Data listing
* * * * * * *

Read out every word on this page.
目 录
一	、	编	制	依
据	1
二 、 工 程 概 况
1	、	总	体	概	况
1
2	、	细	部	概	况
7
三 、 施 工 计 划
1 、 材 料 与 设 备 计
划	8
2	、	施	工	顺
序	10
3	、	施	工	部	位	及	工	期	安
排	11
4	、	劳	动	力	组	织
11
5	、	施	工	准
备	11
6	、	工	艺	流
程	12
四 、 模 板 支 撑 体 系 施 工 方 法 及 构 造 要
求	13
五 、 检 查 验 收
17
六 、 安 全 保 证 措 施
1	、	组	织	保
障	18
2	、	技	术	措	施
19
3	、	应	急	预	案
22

* * * * * * *

=== Stated problem ===
Return the entries above exactly as they appear.

=== Solution below ===
Read out every word on this page.
目 录
一	、	编	制	依
据	1
二 、 工 程 概 况
1	、	总	体	概	况
1
2	、	细	部	概	况
7
三 、 施 工 计 划
1 、 材 料 与 设 备 计
划	8
2	、	施	工	顺
序	10
3	、	施	工	部	位	及	工	期	安
排	11
4	、	劳	动	力	组	织
11
5	、	施	工	准
备	11
6	、	工	艺	流
程	12
四 、 模 板 支 撑 体 系 施 工 方 法 及 构 造 要
求	13
五 、 检 查 验 收
17
六 、 安 全 保 证 措 施
1	、	组	织	保
障	18
2	、	技	术	措	施
19
3	、	应	急	预	案
22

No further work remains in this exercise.